# The input:
--------------------------------------------------

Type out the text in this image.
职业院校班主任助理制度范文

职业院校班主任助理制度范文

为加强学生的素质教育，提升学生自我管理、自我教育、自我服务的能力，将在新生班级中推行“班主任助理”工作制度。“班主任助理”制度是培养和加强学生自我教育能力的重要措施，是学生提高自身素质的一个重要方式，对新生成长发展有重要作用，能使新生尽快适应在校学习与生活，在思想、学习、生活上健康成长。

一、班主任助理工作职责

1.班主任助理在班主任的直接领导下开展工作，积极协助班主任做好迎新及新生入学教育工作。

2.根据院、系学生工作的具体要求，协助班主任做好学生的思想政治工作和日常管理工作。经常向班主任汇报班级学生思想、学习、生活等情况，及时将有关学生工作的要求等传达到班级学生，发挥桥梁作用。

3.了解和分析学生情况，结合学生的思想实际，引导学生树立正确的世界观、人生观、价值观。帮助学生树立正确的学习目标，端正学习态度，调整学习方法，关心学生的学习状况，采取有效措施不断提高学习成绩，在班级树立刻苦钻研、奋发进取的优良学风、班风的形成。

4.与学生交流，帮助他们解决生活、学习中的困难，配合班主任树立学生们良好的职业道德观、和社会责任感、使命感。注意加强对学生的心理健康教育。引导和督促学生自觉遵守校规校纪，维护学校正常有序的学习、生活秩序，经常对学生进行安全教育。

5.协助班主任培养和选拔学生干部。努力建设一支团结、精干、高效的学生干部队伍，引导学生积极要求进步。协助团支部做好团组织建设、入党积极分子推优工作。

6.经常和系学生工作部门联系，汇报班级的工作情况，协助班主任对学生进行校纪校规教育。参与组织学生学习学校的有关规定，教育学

--------------------------------------------------

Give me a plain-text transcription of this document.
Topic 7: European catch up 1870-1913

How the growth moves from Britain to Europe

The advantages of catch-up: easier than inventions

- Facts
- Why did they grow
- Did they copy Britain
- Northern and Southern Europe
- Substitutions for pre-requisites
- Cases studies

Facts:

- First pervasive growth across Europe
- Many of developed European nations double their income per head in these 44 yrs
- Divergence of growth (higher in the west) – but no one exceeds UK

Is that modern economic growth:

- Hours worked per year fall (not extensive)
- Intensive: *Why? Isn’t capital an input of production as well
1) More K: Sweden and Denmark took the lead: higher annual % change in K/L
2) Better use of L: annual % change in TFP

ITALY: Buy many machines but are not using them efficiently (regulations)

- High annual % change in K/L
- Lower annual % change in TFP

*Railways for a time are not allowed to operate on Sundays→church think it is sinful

--------------------------------------------------

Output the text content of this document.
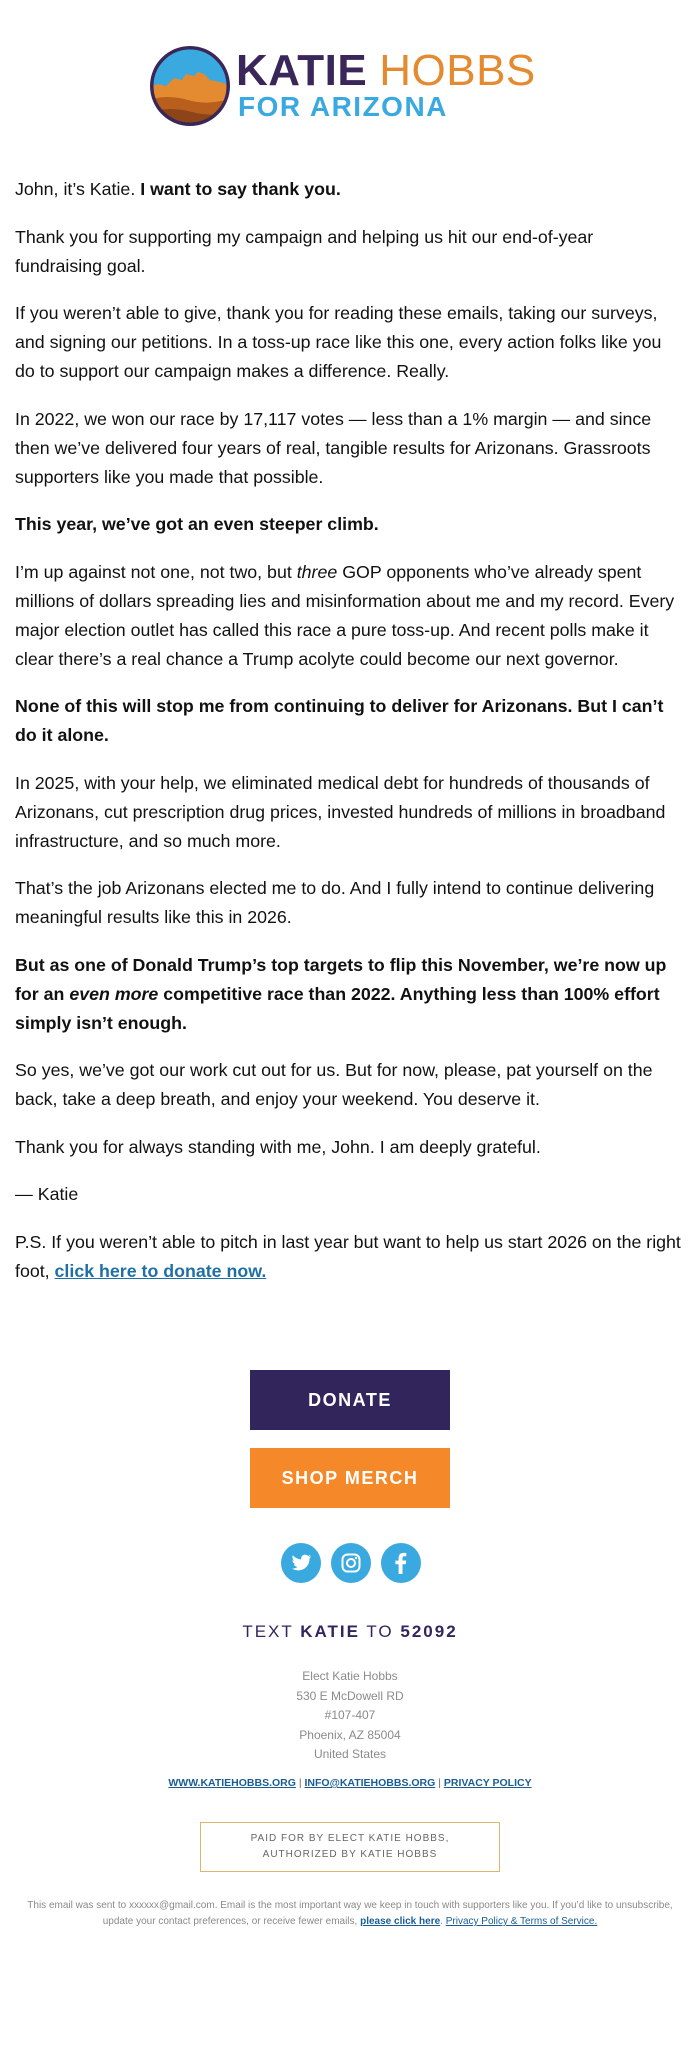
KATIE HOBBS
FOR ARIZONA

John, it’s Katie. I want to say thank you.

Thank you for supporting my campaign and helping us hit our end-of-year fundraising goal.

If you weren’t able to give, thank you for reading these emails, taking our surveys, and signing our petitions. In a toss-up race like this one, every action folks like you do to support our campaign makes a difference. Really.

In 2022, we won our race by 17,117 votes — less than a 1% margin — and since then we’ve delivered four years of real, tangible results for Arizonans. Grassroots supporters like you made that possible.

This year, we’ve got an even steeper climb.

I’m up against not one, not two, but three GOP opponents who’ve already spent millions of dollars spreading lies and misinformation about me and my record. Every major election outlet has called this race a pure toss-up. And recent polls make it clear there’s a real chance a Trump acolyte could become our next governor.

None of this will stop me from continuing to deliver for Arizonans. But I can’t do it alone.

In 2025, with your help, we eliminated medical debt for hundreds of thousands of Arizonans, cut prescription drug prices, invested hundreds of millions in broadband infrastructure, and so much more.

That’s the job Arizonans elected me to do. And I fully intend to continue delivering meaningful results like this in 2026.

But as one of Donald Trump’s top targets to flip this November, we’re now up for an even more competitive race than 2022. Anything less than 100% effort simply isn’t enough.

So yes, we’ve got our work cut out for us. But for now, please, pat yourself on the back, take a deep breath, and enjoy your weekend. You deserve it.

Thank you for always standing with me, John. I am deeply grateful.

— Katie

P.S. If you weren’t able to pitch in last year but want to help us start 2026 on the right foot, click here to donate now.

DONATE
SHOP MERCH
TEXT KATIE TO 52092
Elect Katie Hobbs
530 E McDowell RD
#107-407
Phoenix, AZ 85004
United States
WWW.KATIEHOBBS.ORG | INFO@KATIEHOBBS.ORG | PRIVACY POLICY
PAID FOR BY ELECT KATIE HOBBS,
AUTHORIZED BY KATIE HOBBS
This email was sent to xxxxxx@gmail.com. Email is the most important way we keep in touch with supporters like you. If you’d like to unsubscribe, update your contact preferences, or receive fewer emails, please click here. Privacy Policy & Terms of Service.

--------------------------------------------------

# Exercise details:
Filter the records above for lines containing the word "annual", and copy those lines.

# Task output:
1) More K: Sweden and Denmark took the lead: higher annual % change in K/L
2) Better use of L: annual % change in TFP
- High annual % change in K/L
- Lower annual % change in TFP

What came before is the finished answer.